Goal :: Extract all lines that hold "control" from the records below.

Entries with figure data
_ _ _ _ _

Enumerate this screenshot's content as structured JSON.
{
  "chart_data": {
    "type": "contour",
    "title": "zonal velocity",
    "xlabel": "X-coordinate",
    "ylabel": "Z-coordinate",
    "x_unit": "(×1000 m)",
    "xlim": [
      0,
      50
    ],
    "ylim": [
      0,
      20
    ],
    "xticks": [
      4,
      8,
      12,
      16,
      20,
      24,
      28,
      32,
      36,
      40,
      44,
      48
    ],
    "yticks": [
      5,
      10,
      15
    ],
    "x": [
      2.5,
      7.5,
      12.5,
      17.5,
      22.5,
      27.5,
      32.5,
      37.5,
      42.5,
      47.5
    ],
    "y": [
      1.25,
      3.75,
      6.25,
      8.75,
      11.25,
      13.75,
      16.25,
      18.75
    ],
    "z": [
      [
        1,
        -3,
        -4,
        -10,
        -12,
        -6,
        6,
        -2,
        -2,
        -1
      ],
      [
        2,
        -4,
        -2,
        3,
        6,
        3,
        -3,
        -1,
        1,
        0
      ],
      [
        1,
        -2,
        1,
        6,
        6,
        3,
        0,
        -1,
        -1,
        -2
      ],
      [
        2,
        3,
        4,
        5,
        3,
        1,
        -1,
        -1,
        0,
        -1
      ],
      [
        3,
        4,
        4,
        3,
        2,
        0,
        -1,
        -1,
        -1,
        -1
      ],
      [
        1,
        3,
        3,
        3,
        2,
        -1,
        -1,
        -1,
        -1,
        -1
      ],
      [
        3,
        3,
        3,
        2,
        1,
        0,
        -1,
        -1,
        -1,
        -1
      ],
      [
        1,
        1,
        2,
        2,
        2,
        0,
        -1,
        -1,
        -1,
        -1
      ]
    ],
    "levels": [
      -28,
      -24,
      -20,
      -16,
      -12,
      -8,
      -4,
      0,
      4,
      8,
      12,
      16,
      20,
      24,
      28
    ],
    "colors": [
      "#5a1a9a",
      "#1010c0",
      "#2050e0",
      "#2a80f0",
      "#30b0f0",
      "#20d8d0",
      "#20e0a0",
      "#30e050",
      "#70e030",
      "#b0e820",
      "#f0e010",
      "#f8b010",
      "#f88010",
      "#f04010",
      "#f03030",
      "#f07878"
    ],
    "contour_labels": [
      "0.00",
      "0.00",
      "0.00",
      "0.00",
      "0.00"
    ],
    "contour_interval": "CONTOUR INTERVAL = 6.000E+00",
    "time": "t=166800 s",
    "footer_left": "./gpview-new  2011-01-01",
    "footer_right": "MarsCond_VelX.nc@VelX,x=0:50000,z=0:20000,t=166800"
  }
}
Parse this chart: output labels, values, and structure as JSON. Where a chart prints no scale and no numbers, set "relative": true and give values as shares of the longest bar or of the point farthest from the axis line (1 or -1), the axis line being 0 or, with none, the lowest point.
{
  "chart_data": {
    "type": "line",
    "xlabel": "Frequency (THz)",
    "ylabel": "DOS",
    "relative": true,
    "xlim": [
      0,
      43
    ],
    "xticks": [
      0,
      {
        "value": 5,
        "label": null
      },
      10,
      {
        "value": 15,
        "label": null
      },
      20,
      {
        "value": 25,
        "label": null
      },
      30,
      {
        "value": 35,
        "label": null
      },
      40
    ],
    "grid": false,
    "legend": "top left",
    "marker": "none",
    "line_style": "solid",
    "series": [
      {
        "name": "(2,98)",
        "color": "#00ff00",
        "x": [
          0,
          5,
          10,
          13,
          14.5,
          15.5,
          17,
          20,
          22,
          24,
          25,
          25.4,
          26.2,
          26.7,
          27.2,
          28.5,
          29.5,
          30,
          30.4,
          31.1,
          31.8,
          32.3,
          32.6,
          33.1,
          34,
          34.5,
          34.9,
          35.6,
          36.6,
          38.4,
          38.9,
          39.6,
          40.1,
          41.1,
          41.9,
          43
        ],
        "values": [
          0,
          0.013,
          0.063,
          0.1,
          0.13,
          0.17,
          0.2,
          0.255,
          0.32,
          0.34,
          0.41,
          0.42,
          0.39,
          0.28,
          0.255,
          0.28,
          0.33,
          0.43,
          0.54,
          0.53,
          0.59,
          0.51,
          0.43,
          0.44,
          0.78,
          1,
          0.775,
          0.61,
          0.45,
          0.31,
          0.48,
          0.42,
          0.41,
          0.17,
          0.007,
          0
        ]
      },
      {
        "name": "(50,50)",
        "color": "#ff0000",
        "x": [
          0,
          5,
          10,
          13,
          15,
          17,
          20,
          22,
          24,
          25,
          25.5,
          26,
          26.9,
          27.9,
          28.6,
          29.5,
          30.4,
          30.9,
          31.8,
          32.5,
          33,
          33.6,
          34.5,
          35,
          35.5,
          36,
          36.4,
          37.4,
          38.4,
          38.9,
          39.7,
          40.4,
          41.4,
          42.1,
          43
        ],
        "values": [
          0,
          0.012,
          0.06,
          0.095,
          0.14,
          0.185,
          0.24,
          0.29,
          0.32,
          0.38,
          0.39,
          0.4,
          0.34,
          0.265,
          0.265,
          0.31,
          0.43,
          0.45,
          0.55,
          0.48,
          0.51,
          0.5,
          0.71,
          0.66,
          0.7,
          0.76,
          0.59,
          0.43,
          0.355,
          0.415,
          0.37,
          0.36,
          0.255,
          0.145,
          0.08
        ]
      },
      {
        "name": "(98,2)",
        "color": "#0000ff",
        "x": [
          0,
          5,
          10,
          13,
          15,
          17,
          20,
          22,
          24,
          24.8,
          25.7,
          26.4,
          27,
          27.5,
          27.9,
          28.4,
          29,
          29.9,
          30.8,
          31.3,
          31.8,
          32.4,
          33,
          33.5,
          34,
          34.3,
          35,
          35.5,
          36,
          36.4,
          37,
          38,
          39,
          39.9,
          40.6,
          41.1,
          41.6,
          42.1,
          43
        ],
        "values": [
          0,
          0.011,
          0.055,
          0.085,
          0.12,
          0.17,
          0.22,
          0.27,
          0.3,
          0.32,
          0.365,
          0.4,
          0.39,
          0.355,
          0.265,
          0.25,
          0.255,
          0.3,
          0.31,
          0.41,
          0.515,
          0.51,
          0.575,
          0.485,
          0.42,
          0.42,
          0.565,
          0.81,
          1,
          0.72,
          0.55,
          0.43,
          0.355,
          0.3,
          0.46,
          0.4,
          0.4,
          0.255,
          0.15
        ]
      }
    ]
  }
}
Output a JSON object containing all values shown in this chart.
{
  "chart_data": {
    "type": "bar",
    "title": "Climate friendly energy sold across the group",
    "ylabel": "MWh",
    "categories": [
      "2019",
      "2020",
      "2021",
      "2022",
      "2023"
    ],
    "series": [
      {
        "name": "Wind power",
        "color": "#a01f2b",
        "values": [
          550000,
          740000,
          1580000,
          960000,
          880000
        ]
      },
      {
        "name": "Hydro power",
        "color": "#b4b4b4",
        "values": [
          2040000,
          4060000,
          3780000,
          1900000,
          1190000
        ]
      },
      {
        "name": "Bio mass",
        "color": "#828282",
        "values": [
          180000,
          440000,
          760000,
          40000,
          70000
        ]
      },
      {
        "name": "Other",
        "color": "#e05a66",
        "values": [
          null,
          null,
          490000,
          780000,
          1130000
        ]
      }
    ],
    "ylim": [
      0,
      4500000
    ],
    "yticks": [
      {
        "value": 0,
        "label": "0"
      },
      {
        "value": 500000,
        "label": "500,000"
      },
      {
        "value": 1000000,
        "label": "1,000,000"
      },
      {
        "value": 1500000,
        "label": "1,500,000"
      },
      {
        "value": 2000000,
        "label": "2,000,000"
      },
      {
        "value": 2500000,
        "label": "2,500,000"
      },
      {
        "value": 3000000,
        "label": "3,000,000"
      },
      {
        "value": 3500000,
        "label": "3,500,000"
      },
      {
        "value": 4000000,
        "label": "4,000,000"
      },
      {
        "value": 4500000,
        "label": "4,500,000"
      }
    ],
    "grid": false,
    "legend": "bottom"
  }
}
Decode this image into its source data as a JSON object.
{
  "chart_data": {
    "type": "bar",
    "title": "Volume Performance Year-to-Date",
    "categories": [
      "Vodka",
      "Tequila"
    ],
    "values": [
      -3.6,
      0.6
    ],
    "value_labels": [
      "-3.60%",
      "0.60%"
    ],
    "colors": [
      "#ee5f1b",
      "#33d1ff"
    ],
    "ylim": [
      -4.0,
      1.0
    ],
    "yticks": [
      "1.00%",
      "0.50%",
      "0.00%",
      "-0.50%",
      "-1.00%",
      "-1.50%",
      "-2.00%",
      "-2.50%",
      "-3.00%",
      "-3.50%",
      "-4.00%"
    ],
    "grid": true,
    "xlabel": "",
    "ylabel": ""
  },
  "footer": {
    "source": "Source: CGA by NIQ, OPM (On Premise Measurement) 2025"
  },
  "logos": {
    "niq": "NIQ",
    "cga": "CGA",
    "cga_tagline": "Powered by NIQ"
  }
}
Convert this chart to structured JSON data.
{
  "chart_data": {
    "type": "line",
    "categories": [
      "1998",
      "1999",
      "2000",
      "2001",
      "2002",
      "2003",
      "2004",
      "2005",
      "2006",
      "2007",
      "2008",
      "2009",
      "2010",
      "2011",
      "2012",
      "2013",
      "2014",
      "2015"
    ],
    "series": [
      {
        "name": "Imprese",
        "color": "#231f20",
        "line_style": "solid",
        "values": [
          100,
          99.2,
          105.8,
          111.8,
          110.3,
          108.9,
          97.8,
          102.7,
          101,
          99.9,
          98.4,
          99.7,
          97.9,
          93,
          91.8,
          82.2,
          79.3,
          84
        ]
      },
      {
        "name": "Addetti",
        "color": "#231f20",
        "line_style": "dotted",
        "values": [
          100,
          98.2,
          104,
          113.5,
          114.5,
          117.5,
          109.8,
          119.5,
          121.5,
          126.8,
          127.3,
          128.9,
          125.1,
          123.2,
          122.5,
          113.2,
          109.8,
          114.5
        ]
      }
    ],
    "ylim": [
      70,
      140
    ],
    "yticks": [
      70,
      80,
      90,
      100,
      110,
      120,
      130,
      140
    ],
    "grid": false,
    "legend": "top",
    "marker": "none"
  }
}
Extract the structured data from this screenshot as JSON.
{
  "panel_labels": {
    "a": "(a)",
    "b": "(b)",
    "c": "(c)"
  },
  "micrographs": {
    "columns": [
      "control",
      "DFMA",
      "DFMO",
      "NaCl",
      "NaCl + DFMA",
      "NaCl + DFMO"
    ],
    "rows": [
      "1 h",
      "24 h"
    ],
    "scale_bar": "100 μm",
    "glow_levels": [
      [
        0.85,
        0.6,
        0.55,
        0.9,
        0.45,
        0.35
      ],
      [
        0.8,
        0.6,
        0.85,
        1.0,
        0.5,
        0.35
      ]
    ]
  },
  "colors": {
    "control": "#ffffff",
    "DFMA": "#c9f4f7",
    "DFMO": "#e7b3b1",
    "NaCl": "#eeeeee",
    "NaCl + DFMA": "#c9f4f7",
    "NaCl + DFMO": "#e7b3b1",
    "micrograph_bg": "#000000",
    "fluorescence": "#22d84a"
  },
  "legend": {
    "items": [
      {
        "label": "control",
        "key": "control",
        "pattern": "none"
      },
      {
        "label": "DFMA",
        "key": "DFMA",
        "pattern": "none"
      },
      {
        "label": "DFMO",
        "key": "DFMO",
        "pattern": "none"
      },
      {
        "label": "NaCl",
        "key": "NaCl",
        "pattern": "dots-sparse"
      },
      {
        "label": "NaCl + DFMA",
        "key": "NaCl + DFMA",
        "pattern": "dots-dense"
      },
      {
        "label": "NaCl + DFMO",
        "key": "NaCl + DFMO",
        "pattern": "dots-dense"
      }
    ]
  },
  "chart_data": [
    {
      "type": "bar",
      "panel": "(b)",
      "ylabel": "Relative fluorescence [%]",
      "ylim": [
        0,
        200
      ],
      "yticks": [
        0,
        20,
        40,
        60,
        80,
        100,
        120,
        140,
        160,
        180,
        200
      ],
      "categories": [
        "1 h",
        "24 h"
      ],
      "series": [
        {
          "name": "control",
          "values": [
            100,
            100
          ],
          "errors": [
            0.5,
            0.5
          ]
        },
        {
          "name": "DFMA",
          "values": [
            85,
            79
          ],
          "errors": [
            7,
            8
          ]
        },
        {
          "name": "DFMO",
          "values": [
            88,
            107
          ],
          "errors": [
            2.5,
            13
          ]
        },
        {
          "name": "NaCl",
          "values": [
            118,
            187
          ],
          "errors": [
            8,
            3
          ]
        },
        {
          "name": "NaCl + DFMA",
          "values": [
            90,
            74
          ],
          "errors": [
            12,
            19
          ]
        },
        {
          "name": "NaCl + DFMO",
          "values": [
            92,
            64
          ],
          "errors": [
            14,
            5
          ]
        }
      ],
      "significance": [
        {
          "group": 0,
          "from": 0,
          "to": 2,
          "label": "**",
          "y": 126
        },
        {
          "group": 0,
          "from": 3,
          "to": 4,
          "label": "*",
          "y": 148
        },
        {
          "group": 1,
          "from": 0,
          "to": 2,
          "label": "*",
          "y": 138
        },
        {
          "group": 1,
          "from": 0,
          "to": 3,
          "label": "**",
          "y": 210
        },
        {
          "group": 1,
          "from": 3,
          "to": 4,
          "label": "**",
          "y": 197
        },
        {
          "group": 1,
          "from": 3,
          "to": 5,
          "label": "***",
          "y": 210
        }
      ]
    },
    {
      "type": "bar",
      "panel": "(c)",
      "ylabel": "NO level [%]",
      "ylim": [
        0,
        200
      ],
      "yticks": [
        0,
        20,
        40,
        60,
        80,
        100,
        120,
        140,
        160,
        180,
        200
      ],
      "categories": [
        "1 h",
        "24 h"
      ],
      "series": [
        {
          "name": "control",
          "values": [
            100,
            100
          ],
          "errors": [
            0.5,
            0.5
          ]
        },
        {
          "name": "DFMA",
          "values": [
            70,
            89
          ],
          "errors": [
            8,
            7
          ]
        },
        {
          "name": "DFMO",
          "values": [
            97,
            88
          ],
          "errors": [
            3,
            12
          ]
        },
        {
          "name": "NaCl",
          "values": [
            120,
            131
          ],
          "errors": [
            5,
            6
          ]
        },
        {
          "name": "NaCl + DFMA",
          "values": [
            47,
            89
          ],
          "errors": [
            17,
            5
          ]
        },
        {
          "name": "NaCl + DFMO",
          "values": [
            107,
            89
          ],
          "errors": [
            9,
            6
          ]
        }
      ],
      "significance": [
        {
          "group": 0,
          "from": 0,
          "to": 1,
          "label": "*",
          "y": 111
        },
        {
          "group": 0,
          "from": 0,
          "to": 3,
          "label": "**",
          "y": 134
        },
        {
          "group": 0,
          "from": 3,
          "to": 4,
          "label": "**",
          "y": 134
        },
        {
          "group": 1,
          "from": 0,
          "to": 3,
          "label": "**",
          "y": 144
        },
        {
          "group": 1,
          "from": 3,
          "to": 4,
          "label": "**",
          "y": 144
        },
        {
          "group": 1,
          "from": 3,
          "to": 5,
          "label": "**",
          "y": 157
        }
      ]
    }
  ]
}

_ _ _ _ _

Finished exercise ::
      "control",
    "control": "#ffffff",
        "label": "control",
        "key": "control",
          "name": "control",
          "name": "control",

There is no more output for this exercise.